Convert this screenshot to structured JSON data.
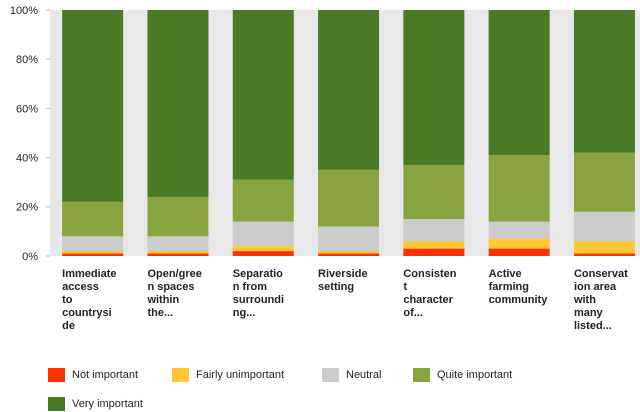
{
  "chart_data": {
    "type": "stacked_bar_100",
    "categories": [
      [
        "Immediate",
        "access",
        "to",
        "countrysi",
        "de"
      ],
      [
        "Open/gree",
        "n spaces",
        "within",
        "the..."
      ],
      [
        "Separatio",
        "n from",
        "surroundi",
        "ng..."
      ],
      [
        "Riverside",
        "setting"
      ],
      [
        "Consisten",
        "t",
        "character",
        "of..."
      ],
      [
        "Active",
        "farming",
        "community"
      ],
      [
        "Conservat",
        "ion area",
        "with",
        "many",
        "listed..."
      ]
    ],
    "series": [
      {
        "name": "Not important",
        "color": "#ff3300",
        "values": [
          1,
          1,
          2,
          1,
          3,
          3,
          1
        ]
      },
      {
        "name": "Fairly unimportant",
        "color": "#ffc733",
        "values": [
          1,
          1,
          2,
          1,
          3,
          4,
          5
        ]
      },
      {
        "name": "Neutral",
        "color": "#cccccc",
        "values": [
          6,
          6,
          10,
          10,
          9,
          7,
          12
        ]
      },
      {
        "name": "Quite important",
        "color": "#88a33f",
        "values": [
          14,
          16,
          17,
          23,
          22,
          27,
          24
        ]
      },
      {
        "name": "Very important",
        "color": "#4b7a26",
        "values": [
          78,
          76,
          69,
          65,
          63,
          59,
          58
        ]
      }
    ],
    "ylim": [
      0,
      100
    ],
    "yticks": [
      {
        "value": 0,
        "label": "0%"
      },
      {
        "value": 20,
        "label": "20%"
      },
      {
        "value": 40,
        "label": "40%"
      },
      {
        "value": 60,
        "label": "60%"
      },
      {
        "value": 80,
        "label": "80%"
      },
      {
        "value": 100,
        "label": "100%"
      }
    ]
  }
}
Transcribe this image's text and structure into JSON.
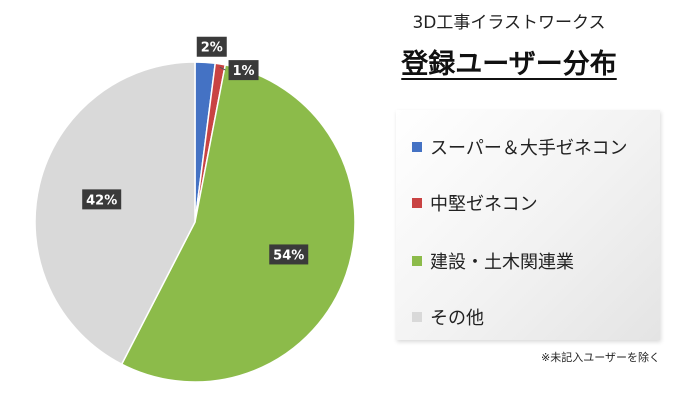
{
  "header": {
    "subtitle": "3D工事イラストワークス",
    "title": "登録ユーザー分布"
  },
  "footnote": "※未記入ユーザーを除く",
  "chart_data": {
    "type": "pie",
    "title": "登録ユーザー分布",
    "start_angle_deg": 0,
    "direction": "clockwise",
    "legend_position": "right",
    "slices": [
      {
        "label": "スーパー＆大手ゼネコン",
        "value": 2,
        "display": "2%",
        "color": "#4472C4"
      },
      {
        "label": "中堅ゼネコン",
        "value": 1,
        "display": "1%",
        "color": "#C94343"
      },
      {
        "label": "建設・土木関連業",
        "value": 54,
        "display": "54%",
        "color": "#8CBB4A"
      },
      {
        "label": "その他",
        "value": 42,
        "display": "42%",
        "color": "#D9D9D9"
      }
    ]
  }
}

..........

Stated goal ->
Do not copy the pictures, but repeat every line exactly.

Written solution ->
Convert this screenshot to structured JSON data.
{
  "chart_data": {
    "type": "stacked_bar_100",
    "categories": [
      [
        "Immediate",
        "access",
        "to",
        "countrysi",
        "de"
      ],
      [
        "Open/gree",
        "n spaces",
        "within",
        "the..."
      ],
      [
        "Separatio",
        "n from",
        "surroundi",
        "ng..."
      ],
      [
        "Riverside",
        "setting"
      ],
      [
        "Consisten",
        "t",
        "character",
        "of..."
      ],
      [
        "Active",
        "farming",
        "community"
      ],
      [
        "Conservat",
        "ion area",
        "with",
        "many",
        "listed..."
      ]
    ],
    "series": [
      {
        "name": "Not important",
        "color": "#ff3300",
        "values": [
          1,
          1,
          2,
          1,
          3,
          3,
          1
        ]
      },
      {
        "name": "Fairly unimportant",
        "color": "#ffc733",
        "values": [
          1,
          1,
          2,
          1,
          3,
          4,
          5
        ]
      },
      {
        "name": "Neutral",
        "color": "#cccccc",
        "values": [
          6,
          6,
          10,
          10,
          9,
          7,
          12
        ]
      },
      {
        "name": "Quite important",
        "color": "#88a33f",
        "values": [
          14,
          16,
          17,
          23,
          22,
          27,
          24
        ]
      },
      {
        "name": "Very important",
        "color": "#4b7a26",
        "values": [
          78,
          76,
          69,
          65,
          63,
          59,
          58
        ]
      }
    ],
    "ylim": [
      0,
      100
    ],
    "yticks": [
      {
        "value": 0,
        "label": "0%"
      },
      {
        "value": 20,
        "label": "20%"
      },
      {
        "value": 40,
        "label": "40%"
      },
      {
        "value": 60,
        "label": "60%"
      },
      {
        "value": 80,
        "label": "80%"
      },
      {
        "value": 100,
        "label": "100%"
      }
    ]
  }
}
Transcribe this image's text and structure into JSON.
{
  "header": {
    "subtitle": "3D工事イラストワークス",
    "title": "登録ユーザー分布"
  },
  "footnote": "※未記入ユーザーを除く",
  "chart_data": {
    "type": "pie",
    "title": "登録ユーザー分布",
    "start_angle_deg": 0,
    "direction": "clockwise",
    "legend_position": "right",
    "slices": [
      {
        "label": "スーパー＆大手ゼネコン",
        "value": 2,
        "display": "2%",
        "color": "#4472C4"
      },
      {
        "label": "中堅ゼネコン",
        "value": 1,
        "display": "1%",
        "color": "#C94343"
      },
      {
        "label": "建設・土木関連業",
        "value": 54,
        "display": "54%",
        "color": "#8CBB4A"
      },
      {
        "label": "その他",
        "value": 42,
        "display": "42%",
        "color": "#D9D9D9"
      }
    ]
  }
}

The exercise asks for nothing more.